:: What to produce ::
Extract each record and reproduce it exactly.

:: Records for the exercise ::
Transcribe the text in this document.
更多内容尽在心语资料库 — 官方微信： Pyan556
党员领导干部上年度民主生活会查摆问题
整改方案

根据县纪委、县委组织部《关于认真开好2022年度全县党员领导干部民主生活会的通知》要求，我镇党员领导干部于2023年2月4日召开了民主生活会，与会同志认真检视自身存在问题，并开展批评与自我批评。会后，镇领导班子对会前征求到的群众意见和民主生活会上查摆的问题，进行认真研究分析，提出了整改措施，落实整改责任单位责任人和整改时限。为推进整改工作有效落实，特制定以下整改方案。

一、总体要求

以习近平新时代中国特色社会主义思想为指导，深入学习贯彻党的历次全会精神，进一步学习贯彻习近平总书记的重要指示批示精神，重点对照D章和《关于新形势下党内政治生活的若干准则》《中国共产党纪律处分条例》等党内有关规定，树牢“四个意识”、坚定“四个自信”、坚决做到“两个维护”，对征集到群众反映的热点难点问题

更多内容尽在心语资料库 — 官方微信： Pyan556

:: Final answer ::
Transcribe the text in this document.
更多内容尽在心语资料库 — 官方微信： Pyan556
党员领导干部上年度民主生活会查摆问题
整改方案

根据县纪委、县委组织部《关于认真开好2022年度全县党员领导干部民主生活会的通知》要求，我镇党员领导干部于2023年2月4日召开了民主生活会，与会同志认真检视自身存在问题，并开展批评与自我批评。会后，镇领导班子对会前征求到的群众意见和民主生活会上查摆的问题，进行认真研究分析，提出了整改措施，落实整改责任单位责任人和整改时限。为推进整改工作有效落实，特制定以下整改方案。

一、总体要求

以习近平新时代中国特色社会主义思想为指导，深入学习贯彻党的历次全会精神，进一步学习贯彻习近平总书记的重要指示批示精神，重点对照D章和《关于新形势下党内政治生活的若干准则》《中国共产党纪律处分条例》等党内有关规定，树牢“四个意识”、坚定“四个自信”、坚决做到“两个维护”，对征集到群众反映的热点难点问题

更多内容尽在心语资料库 — 官方微信： Pyan556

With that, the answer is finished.